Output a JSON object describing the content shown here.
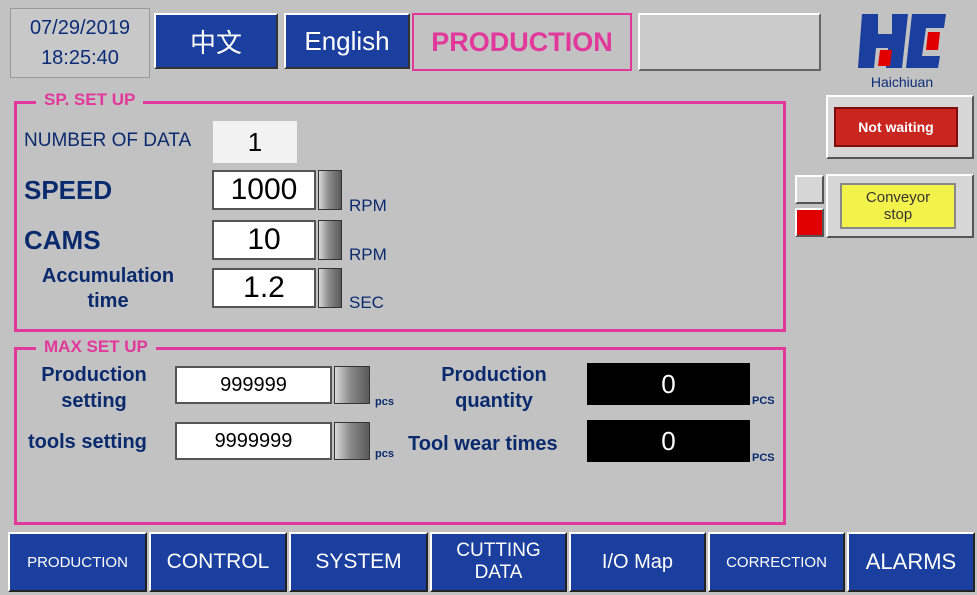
{
  "header": {
    "date": "07/29/2019",
    "time": "18:25:40",
    "lang_zh": "中文",
    "lang_en": "English",
    "screen_title": "PRODUCTION",
    "logo_text": "Haichiuan"
  },
  "sp_setup": {
    "title": "SP. SET UP",
    "number_of_data_label": "NUMBER OF DATA",
    "number_of_data_value": "1",
    "speed_label": "SPEED",
    "speed_value": "1000",
    "speed_unit": "RPM",
    "cams_label": "CAMS",
    "cams_value": "10",
    "cams_unit": "RPM",
    "accum_label_1": "Accumulation",
    "accum_label_2": "time",
    "accum_value": "1.2",
    "accum_unit": "SEC"
  },
  "max_setup": {
    "title": "MAX SET UP",
    "prod_setting_label_1": "Production",
    "prod_setting_label_2": "setting",
    "prod_setting_value": "999999",
    "prod_setting_unit": "pcs",
    "tools_setting_label": "tools setting",
    "tools_setting_value": "9999999",
    "tools_setting_unit": "pcs",
    "prod_qty_label_1": "Production",
    "prod_qty_label_2": "quantity",
    "prod_qty_value": "0",
    "prod_qty_unit": "PCS",
    "tool_wear_label": "Tool wear times",
    "tool_wear_value": "0",
    "tool_wear_unit": "PCS"
  },
  "side": {
    "not_waiting": "Not waiting",
    "conveyor_1": "Conveyor",
    "conveyor_2": "stop"
  },
  "nav": {
    "production": "PRODUCTION",
    "control": "CONTROL",
    "system": "SYSTEM",
    "cutting_1": "CUTTING",
    "cutting_2": "DATA",
    "io_map": "I/O Map",
    "correction": "CORRECTION",
    "alarms": "ALARMS"
  },
  "colors": {
    "accent_pink": "#e2379b",
    "nav_blue": "#1a3f9e",
    "label_navy": "#0a2a6e",
    "alarm_red": "#c8261f",
    "indicator_red": "#e00000",
    "conveyor_yellow": "#f2f24a",
    "background": "#c2c2c2"
  }
}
────────────────────────────────────────
— Stated task —
Transcribe the material as is, with images omitted.

— Exercise solution —
Output a JSON object describing the content shown here.
{
  "header": {
    "date": "07/29/2019",
    "time": "18:25:40",
    "lang_zh": "中文",
    "lang_en": "English",
    "screen_title": "PRODUCTION",
    "logo_text": "Haichiuan"
  },
  "sp_setup": {
    "title": "SP. SET UP",
    "number_of_data_label": "NUMBER OF DATA",
    "number_of_data_value": "1",
    "speed_label": "SPEED",
    "speed_value": "1000",
    "speed_unit": "RPM",
    "cams_label": "CAMS",
    "cams_value": "10",
    "cams_unit": "RPM",
    "accum_label_1": "Accumulation",
    "accum_label_2": "time",
    "accum_value": "1.2",
    "accum_unit": "SEC"
  },
  "max_setup": {
    "title": "MAX SET UP",
    "prod_setting_label_1": "Production",
    "prod_setting_label_2": "setting",
    "prod_setting_value": "999999",
    "prod_setting_unit": "pcs",
    "tools_setting_label": "tools setting",
    "tools_setting_value": "9999999",
    "tools_setting_unit": "pcs",
    "prod_qty_label_1": "Production",
    "prod_qty_label_2": "quantity",
    "prod_qty_value": "0",
    "prod_qty_unit": "PCS",
    "tool_wear_label": "Tool wear times",
    "tool_wear_value": "0",
    "tool_wear_unit": "PCS"
  },
  "side": {
    "not_waiting": "Not waiting",
    "conveyor_1": "Conveyor",
    "conveyor_2": "stop"
  },
  "nav": {
    "production": "PRODUCTION",
    "control": "CONTROL",
    "system": "SYSTEM",
    "cutting_1": "CUTTING",
    "cutting_2": "DATA",
    "io_map": "I/O Map",
    "correction": "CORRECTION",
    "alarms": "ALARMS"
  },
  "colors": {
    "accent_pink": "#e2379b",
    "nav_blue": "#1a3f9e",
    "label_navy": "#0a2a6e",
    "alarm_red": "#c8261f",
    "indicator_red": "#e00000",
    "conveyor_yellow": "#f2f24a",
    "background": "#c2c2c2"
  }
}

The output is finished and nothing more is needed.